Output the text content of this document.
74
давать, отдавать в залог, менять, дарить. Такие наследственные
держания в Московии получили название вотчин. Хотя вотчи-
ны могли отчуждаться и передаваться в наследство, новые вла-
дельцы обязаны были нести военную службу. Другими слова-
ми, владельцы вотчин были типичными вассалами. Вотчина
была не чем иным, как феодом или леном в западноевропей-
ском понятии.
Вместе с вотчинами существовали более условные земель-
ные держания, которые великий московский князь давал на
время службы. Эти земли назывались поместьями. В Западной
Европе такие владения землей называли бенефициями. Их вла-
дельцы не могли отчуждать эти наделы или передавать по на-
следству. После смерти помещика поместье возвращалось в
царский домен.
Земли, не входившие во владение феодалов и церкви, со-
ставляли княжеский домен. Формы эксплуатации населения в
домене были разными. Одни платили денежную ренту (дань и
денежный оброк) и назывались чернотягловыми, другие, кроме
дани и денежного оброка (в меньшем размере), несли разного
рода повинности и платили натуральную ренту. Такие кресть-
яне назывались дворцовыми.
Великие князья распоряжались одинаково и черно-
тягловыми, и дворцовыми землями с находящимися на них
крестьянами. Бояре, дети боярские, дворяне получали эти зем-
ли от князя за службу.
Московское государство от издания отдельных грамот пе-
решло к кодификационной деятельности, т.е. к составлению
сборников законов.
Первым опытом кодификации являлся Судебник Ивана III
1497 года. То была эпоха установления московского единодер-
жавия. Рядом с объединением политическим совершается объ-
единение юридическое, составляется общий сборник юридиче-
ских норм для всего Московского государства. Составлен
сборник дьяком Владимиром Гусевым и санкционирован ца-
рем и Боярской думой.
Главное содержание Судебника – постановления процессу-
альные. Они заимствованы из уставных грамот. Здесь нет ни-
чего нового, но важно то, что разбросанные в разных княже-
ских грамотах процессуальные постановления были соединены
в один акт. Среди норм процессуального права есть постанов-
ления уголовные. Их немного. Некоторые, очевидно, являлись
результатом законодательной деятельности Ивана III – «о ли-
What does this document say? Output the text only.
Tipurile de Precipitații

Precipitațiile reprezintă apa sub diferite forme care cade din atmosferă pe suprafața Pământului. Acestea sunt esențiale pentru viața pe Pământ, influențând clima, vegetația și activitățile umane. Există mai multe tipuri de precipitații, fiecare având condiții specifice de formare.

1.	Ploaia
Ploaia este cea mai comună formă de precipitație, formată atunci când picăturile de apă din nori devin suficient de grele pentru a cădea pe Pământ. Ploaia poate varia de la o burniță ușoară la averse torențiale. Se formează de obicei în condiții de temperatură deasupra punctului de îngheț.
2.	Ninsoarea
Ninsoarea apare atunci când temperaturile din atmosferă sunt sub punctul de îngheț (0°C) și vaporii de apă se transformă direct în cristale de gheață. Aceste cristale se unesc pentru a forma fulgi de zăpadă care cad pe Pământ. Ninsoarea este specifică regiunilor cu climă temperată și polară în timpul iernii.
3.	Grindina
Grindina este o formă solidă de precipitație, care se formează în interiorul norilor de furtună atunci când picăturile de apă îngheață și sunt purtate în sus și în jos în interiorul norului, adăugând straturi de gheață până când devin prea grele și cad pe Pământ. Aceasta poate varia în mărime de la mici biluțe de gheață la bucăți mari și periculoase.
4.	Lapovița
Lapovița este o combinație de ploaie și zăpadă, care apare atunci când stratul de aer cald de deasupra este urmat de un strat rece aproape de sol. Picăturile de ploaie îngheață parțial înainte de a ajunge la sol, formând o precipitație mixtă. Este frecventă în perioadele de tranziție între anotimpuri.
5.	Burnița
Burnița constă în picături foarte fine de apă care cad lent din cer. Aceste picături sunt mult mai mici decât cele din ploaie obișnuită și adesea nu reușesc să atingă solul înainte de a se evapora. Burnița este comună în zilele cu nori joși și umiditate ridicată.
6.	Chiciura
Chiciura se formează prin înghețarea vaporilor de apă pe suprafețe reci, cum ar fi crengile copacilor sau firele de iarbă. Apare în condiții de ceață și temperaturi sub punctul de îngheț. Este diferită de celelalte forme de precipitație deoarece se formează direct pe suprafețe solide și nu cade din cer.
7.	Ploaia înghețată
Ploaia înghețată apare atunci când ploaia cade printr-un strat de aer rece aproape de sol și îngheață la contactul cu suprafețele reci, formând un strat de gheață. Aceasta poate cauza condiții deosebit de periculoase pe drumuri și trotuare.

+-------+

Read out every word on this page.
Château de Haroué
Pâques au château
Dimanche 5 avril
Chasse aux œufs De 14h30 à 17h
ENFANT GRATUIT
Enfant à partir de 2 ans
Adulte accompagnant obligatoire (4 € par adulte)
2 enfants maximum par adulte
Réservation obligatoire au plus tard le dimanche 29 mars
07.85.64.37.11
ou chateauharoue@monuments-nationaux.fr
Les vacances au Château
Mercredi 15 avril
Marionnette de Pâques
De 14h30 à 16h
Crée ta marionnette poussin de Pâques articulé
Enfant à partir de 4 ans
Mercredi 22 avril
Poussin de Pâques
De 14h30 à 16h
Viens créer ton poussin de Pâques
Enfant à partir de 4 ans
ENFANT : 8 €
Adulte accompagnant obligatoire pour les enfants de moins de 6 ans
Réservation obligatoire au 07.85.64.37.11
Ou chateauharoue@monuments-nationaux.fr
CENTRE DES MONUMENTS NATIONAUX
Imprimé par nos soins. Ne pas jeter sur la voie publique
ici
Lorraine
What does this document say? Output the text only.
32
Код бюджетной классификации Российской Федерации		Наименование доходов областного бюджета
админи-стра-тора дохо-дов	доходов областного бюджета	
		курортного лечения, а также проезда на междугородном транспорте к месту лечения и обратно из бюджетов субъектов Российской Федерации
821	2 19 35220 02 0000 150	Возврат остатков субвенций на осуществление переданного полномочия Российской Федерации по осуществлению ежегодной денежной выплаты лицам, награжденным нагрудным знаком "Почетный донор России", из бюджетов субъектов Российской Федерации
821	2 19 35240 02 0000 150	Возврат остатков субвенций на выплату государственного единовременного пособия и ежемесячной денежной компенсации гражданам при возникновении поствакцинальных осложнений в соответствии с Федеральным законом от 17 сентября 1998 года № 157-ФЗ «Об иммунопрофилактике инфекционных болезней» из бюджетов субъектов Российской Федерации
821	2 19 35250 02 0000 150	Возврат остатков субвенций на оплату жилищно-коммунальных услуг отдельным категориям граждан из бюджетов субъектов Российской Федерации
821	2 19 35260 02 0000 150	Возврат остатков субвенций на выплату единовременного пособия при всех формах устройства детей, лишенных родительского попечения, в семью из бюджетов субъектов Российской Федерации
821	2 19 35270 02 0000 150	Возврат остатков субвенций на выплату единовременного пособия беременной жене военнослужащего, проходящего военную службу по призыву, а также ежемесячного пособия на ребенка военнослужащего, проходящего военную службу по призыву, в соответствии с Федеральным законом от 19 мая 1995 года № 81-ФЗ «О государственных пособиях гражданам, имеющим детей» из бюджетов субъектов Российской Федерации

+-------+

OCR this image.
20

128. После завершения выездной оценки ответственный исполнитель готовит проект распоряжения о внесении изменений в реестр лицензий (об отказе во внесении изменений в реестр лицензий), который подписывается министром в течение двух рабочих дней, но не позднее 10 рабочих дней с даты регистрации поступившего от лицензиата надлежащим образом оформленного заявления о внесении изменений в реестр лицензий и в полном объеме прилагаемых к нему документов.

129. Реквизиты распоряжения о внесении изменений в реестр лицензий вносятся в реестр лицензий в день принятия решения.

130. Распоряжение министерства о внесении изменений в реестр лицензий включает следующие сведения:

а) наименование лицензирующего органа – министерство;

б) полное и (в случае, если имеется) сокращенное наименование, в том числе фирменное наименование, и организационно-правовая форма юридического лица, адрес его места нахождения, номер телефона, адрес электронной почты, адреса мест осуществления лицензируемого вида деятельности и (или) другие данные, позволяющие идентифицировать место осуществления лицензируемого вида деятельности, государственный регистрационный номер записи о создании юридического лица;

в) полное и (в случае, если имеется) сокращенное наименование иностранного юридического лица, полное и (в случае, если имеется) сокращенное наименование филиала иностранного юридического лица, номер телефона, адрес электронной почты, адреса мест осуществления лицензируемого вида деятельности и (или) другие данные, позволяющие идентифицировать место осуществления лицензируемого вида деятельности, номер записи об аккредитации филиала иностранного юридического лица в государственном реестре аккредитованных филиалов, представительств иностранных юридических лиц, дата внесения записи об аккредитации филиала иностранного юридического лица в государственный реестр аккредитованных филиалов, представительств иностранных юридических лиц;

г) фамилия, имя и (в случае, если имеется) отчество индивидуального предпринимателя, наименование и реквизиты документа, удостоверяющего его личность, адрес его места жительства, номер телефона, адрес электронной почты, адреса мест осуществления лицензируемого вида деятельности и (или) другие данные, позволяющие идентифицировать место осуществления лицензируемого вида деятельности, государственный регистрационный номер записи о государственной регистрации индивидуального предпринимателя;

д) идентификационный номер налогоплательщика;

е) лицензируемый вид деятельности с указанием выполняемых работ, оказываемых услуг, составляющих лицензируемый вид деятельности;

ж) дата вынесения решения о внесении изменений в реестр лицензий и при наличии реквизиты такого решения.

+-------+

Job:
Give the count of lines in the listing that hold the word "obligatoire", with no other text.

Answer below:
4